Given exercise> Each record below should be output verbatim, without pictures.

######

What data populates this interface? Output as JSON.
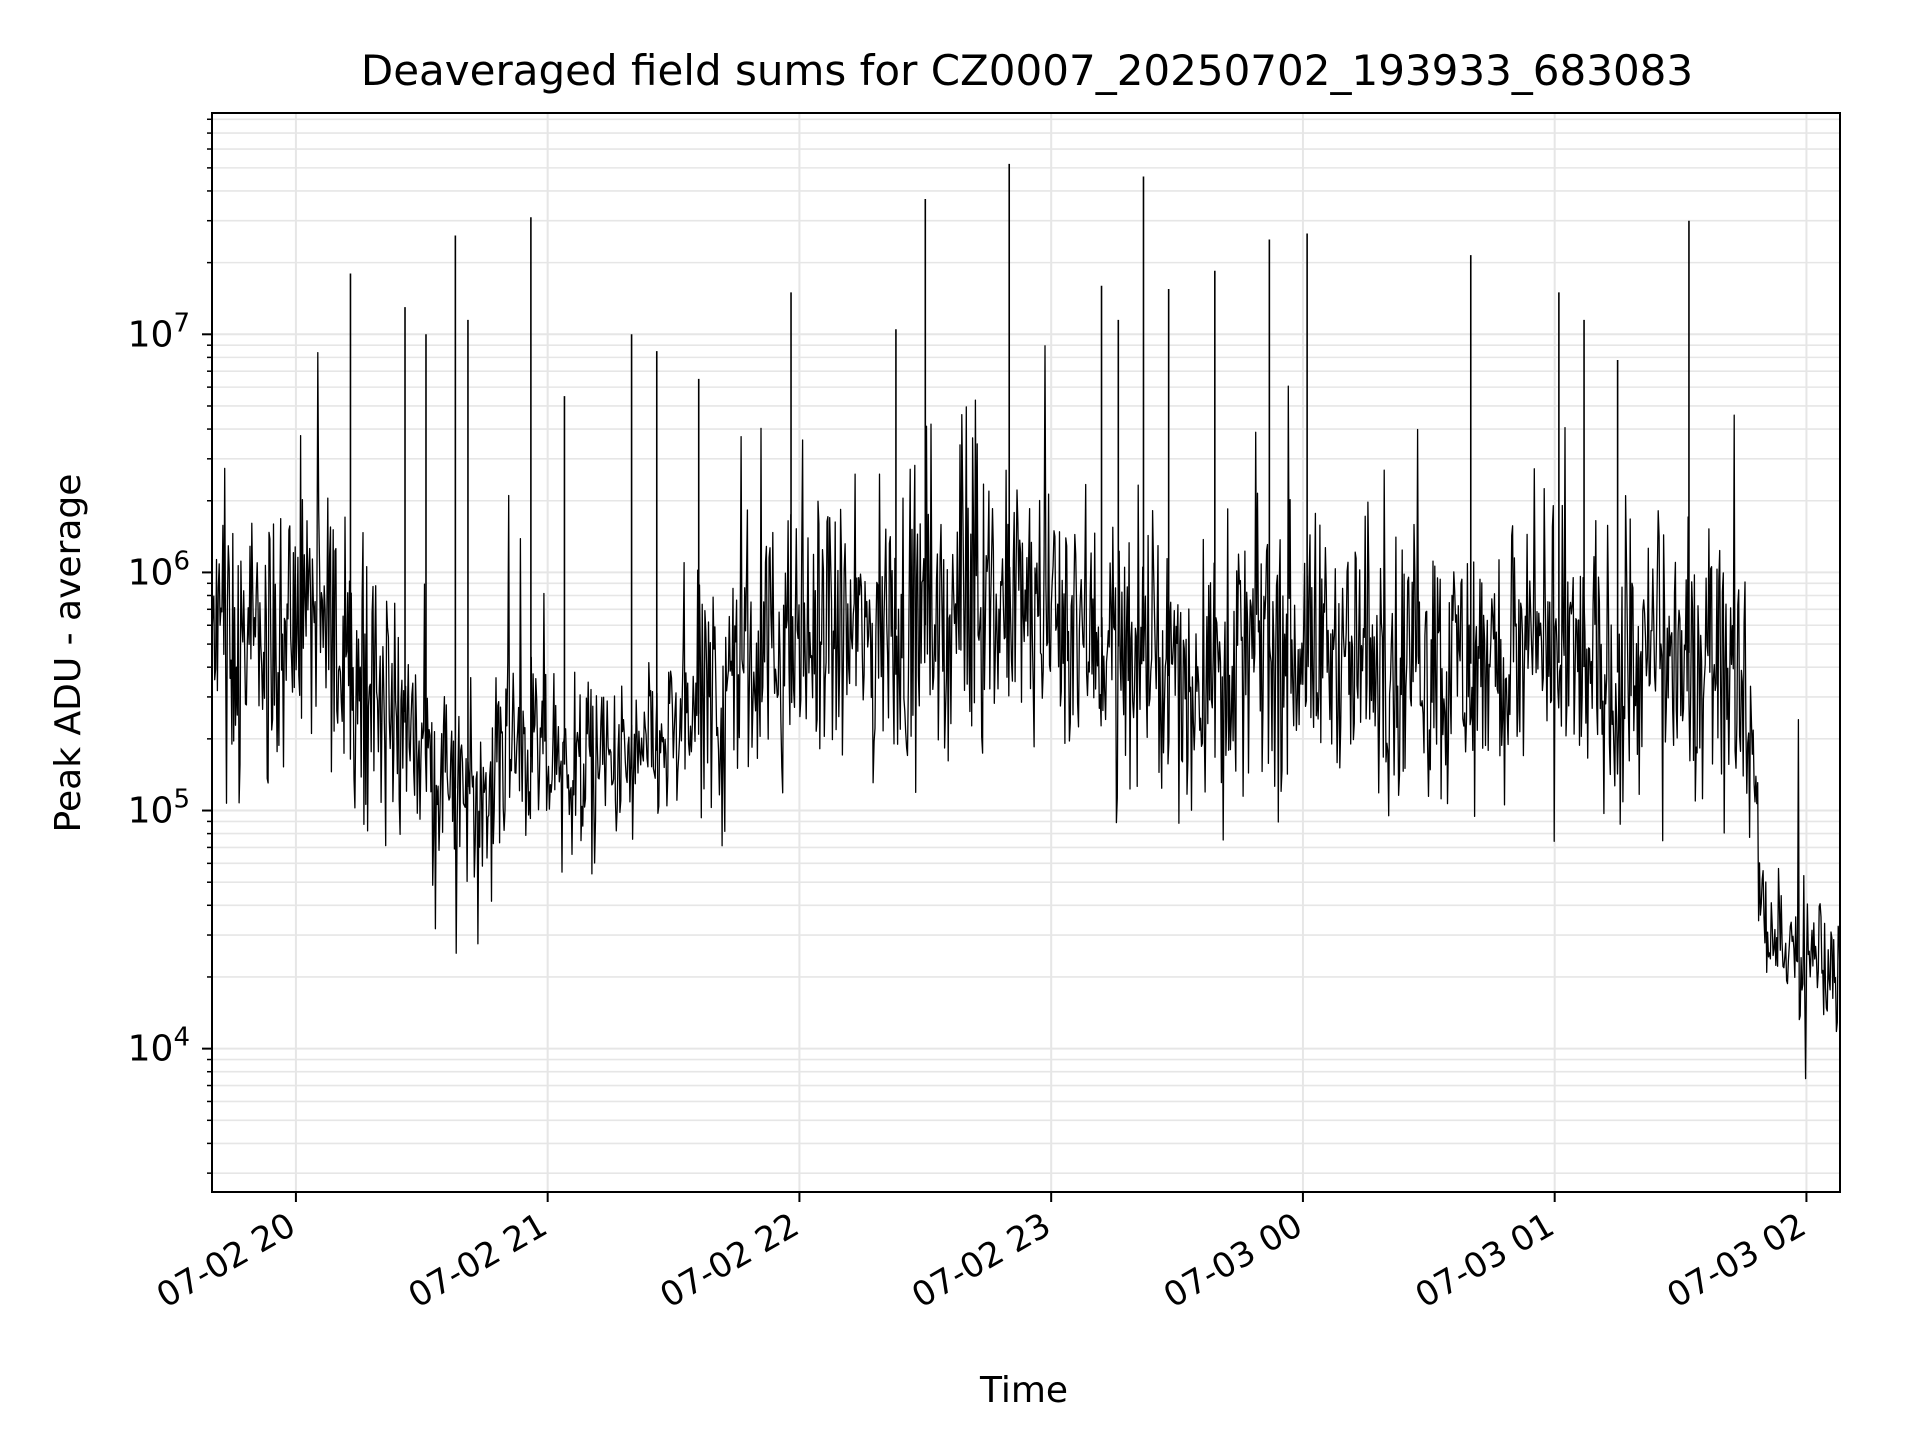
{
  "chart_data": {
    "type": "line",
    "title": "Deaveraged field sums for CZ0007_20250702_193933_683083",
    "xlabel": "Time",
    "ylabel": "Peak ADU - average",
    "yscale": "log",
    "ylim": [
      2500,
      85000000
    ],
    "xlim": [
      "2025-07-02 19:40",
      "2025-07-03 02:08"
    ],
    "grid": true,
    "line_color": "#000000",
    "x_ticks": [
      {
        "value": "2025-07-02 20:00",
        "label": "07-02 20"
      },
      {
        "value": "2025-07-02 21:00",
        "label": "07-02 21"
      },
      {
        "value": "2025-07-02 22:00",
        "label": "07-02 22"
      },
      {
        "value": "2025-07-02 23:00",
        "label": "07-02 23"
      },
      {
        "value": "2025-07-03 00:00",
        "label": "07-03 00"
      },
      {
        "value": "2025-07-03 01:00",
        "label": "07-03 01"
      },
      {
        "value": "2025-07-03 02:00",
        "label": "07-03 02"
      }
    ],
    "y_ticks": [
      {
        "value": 10000,
        "base": "10",
        "exp": "4"
      },
      {
        "value": 100000,
        "base": "10",
        "exp": "5"
      },
      {
        "value": 1000000,
        "base": "10",
        "exp": "6"
      },
      {
        "value": 10000000,
        "base": "10",
        "exp": "7"
      }
    ],
    "series": [
      {
        "x": [
          "2025-07-02 19:40",
          "2025-07-02 19:45",
          "2025-07-02 19:50",
          "2025-07-02 19:55",
          "2025-07-02 20:00",
          "2025-07-02 20:05",
          "2025-07-02 20:10",
          "2025-07-02 20:15",
          "2025-07-02 20:20",
          "2025-07-02 20:25",
          "2025-07-02 20:30",
          "2025-07-02 20:35",
          "2025-07-02 20:40",
          "2025-07-02 20:45",
          "2025-07-02 20:50",
          "2025-07-02 20:55",
          "2025-07-02 21:00",
          "2025-07-02 21:10",
          "2025-07-02 21:20",
          "2025-07-02 21:30",
          "2025-07-02 21:40",
          "2025-07-02 21:50",
          "2025-07-02 22:00",
          "2025-07-02 22:15",
          "2025-07-02 22:30",
          "2025-07-02 22:45",
          "2025-07-02 23:00",
          "2025-07-02 23:15",
          "2025-07-02 23:30",
          "2025-07-02 23:45",
          "2025-07-03 00:00",
          "2025-07-03 00:15",
          "2025-07-03 00:30",
          "2025-07-03 00:45",
          "2025-07-03 01:00",
          "2025-07-03 01:15",
          "2025-07-03 01:30",
          "2025-07-03 01:40",
          "2025-07-03 01:45",
          "2025-07-03 01:50",
          "2025-07-03 01:55",
          "2025-07-03 02:00",
          "2025-07-03 02:08"
        ],
        "y": [
          500000,
          480000,
          460000,
          520000,
          600000,
          650000,
          550000,
          400000,
          320000,
          250000,
          180000,
          130000,
          120000,
          150000,
          180000,
          170000,
          160000,
          150000,
          150000,
          200000,
          300000,
          450000,
          500000,
          550000,
          600000,
          700000,
          700000,
          500000,
          350000,
          450000,
          500000,
          450000,
          400000,
          420000,
          420000,
          380000,
          450000,
          500000,
          450000,
          35000,
          25000,
          24000,
          22000
        ]
      }
    ],
    "spikes": [
      {
        "x": "2025-07-02 20:13",
        "y": 18000000
      },
      {
        "x": "2025-07-02 20:26",
        "y": 13000000
      },
      {
        "x": "2025-07-02 20:31",
        "y": 10000000
      },
      {
        "x": "2025-07-02 20:38",
        "y": 26000000
      },
      {
        "x": "2025-07-02 20:41",
        "y": 11500000
      },
      {
        "x": "2025-07-02 20:56",
        "y": 31000000
      },
      {
        "x": "2025-07-02 21:04",
        "y": 5500000
      },
      {
        "x": "2025-07-02 21:20",
        "y": 10000000
      },
      {
        "x": "2025-07-02 21:26",
        "y": 8500000
      },
      {
        "x": "2025-07-02 21:36",
        "y": 6500000
      },
      {
        "x": "2025-07-02 21:58",
        "y": 15000000
      },
      {
        "x": "2025-07-02 22:23",
        "y": 10500000
      },
      {
        "x": "2025-07-02 22:30",
        "y": 37000000
      },
      {
        "x": "2025-07-02 22:50",
        "y": 52000000
      },
      {
        "x": "2025-07-02 23:12",
        "y": 16000000
      },
      {
        "x": "2025-07-02 23:16",
        "y": 11500000
      },
      {
        "x": "2025-07-02 23:22",
        "y": 46000000
      },
      {
        "x": "2025-07-02 23:28",
        "y": 15500000
      },
      {
        "x": "2025-07-02 23:39",
        "y": 18500000
      },
      {
        "x": "2025-07-02 23:52",
        "y": 25000000
      },
      {
        "x": "2025-07-03 00:01",
        "y": 26500000
      },
      {
        "x": "2025-07-03 00:40",
        "y": 21500000
      },
      {
        "x": "2025-07-03 01:01",
        "y": 15000000
      },
      {
        "x": "2025-07-03 01:07",
        "y": 11500000
      },
      {
        "x": "2025-07-03 01:15",
        "y": 7800000
      },
      {
        "x": "2025-07-03 01:32",
        "y": 30000000
      }
    ]
  }
}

######

Result>
What data populates this interface? Output as JSON.
{
  "chart_data": {
    "type": "line",
    "title": "Deaveraged field sums for CZ0007_20250702_193933_683083",
    "xlabel": "Time",
    "ylabel": "Peak ADU - average",
    "yscale": "log",
    "ylim": [
      2500,
      85000000
    ],
    "xlim": [
      "2025-07-02 19:40",
      "2025-07-03 02:08"
    ],
    "grid": true,
    "line_color": "#000000",
    "x_ticks": [
      {
        "value": "2025-07-02 20:00",
        "label": "07-02 20"
      },
      {
        "value": "2025-07-02 21:00",
        "label": "07-02 21"
      },
      {
        "value": "2025-07-02 22:00",
        "label": "07-02 22"
      },
      {
        "value": "2025-07-02 23:00",
        "label": "07-02 23"
      },
      {
        "value": "2025-07-03 00:00",
        "label": "07-03 00"
      },
      {
        "value": "2025-07-03 01:00",
        "label": "07-03 01"
      },
      {
        "value": "2025-07-03 02:00",
        "label": "07-03 02"
      }
    ],
    "y_ticks": [
      {
        "value": 10000,
        "base": "10",
        "exp": "4"
      },
      {
        "value": 100000,
        "base": "10",
        "exp": "5"
      },
      {
        "value": 1000000,
        "base": "10",
        "exp": "6"
      },
      {
        "value": 10000000,
        "base": "10",
        "exp": "7"
      }
    ],
    "series": [
      {
        "x": [
          "2025-07-02 19:40",
          "2025-07-02 19:45",
          "2025-07-02 19:50",
          "2025-07-02 19:55",
          "2025-07-02 20:00",
          "2025-07-02 20:05",
          "2025-07-02 20:10",
          "2025-07-02 20:15",
          "2025-07-02 20:20",
          "2025-07-02 20:25",
          "2025-07-02 20:30",
          "2025-07-02 20:35",
          "2025-07-02 20:40",
          "2025-07-02 20:45",
          "2025-07-02 20:50",
          "2025-07-02 20:55",
          "2025-07-02 21:00",
          "2025-07-02 21:10",
          "2025-07-02 21:20",
          "2025-07-02 21:30",
          "2025-07-02 21:40",
          "2025-07-02 21:50",
          "2025-07-02 22:00",
          "2025-07-02 22:15",
          "2025-07-02 22:30",
          "2025-07-02 22:45",
          "2025-07-02 23:00",
          "2025-07-02 23:15",
          "2025-07-02 23:30",
          "2025-07-02 23:45",
          "2025-07-03 00:00",
          "2025-07-03 00:15",
          "2025-07-03 00:30",
          "2025-07-03 00:45",
          "2025-07-03 01:00",
          "2025-07-03 01:15",
          "2025-07-03 01:30",
          "2025-07-03 01:40",
          "2025-07-03 01:45",
          "2025-07-03 01:50",
          "2025-07-03 01:55",
          "2025-07-03 02:00",
          "2025-07-03 02:08"
        ],
        "y": [
          500000,
          480000,
          460000,
          520000,
          600000,
          650000,
          550000,
          400000,
          320000,
          250000,
          180000,
          130000,
          120000,
          150000,
          180000,
          170000,
          160000,
          150000,
          150000,
          200000,
          300000,
          450000,
          500000,
          550000,
          600000,
          700000,
          700000,
          500000,
          350000,
          450000,
          500000,
          450000,
          400000,
          420000,
          420000,
          380000,
          450000,
          500000,
          450000,
          35000,
          25000,
          24000,
          22000
        ]
      }
    ],
    "spikes": [
      {
        "x": "2025-07-02 20:13",
        "y": 18000000
      },
      {
        "x": "2025-07-02 20:26",
        "y": 13000000
      },
      {
        "x": "2025-07-02 20:31",
        "y": 10000000
      },
      {
        "x": "2025-07-02 20:38",
        "y": 26000000
      },
      {
        "x": "2025-07-02 20:41",
        "y": 11500000
      },
      {
        "x": "2025-07-02 20:56",
        "y": 31000000
      },
      {
        "x": "2025-07-02 21:04",
        "y": 5500000
      },
      {
        "x": "2025-07-02 21:20",
        "y": 10000000
      },
      {
        "x": "2025-07-02 21:26",
        "y": 8500000
      },
      {
        "x": "2025-07-02 21:36",
        "y": 6500000
      },
      {
        "x": "2025-07-02 21:58",
        "y": 15000000
      },
      {
        "x": "2025-07-02 22:23",
        "y": 10500000
      },
      {
        "x": "2025-07-02 22:30",
        "y": 37000000
      },
      {
        "x": "2025-07-02 22:50",
        "y": 52000000
      },
      {
        "x": "2025-07-02 23:12",
        "y": 16000000
      },
      {
        "x": "2025-07-02 23:16",
        "y": 11500000
      },
      {
        "x": "2025-07-02 23:22",
        "y": 46000000
      },
      {
        "x": "2025-07-02 23:28",
        "y": 15500000
      },
      {
        "x": "2025-07-02 23:39",
        "y": 18500000
      },
      {
        "x": "2025-07-02 23:52",
        "y": 25000000
      },
      {
        "x": "2025-07-03 00:01",
        "y": 26500000
      },
      {
        "x": "2025-07-03 00:40",
        "y": 21500000
      },
      {
        "x": "2025-07-03 01:01",
        "y": 15000000
      },
      {
        "x": "2025-07-03 01:07",
        "y": 11500000
      },
      {
        "x": "2025-07-03 01:15",
        "y": 7800000
      },
      {
        "x": "2025-07-03 01:32",
        "y": 30000000
      }
    ]
  }
}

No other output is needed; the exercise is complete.